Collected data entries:
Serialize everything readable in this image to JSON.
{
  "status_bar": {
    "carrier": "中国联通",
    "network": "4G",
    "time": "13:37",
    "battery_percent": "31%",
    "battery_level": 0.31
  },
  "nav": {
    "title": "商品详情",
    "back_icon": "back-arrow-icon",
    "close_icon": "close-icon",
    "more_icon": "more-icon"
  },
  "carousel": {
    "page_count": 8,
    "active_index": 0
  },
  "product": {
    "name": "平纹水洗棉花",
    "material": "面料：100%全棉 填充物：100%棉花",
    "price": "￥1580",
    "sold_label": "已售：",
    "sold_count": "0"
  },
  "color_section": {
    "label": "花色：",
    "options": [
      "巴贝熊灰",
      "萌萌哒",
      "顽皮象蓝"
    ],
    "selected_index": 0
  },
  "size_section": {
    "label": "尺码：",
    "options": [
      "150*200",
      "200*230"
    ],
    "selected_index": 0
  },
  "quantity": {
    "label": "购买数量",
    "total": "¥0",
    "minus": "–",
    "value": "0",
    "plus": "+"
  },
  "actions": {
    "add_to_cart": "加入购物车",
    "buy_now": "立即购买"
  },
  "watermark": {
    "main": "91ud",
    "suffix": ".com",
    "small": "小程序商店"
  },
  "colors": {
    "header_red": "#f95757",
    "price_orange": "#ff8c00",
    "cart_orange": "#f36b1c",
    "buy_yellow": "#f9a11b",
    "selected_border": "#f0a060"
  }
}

> [To do]:
Repeat the listing above without any change.

> [Written response]:
Serialize everything readable in this image to JSON.
{
  "status_bar": {
    "carrier": "中国联通",
    "network": "4G",
    "time": "13:37",
    "battery_percent": "31%",
    "battery_level": 0.31
  },
  "nav": {
    "title": "商品详情",
    "back_icon": "back-arrow-icon",
    "close_icon": "close-icon",
    "more_icon": "more-icon"
  },
  "carousel": {
    "page_count": 8,
    "active_index": 0
  },
  "product": {
    "name": "平纹水洗棉花",
    "material": "面料：100%全棉 填充物：100%棉花",
    "price": "￥1580",
    "sold_label": "已售：",
    "sold_count": "0"
  },
  "color_section": {
    "label": "花色：",
    "options": [
      "巴贝熊灰",
      "萌萌哒",
      "顽皮象蓝"
    ],
    "selected_index": 0
  },
  "size_section": {
    "label": "尺码：",
    "options": [
      "150*200",
      "200*230"
    ],
    "selected_index": 0
  },
  "quantity": {
    "label": "购买数量",
    "total": "¥0",
    "minus": "–",
    "value": "0",
    "plus": "+"
  },
  "actions": {
    "add_to_cart": "加入购物车",
    "buy_now": "立即购买"
  },
  "watermark": {
    "main": "91ud",
    "suffix": ".com",
    "small": "小程序商店"
  },
  "colors": {
    "header_red": "#f95757",
    "price_orange": "#ff8c00",
    "cart_orange": "#f36b1c",
    "buy_yellow": "#f9a11b",
    "selected_border": "#f0a060"
  }
}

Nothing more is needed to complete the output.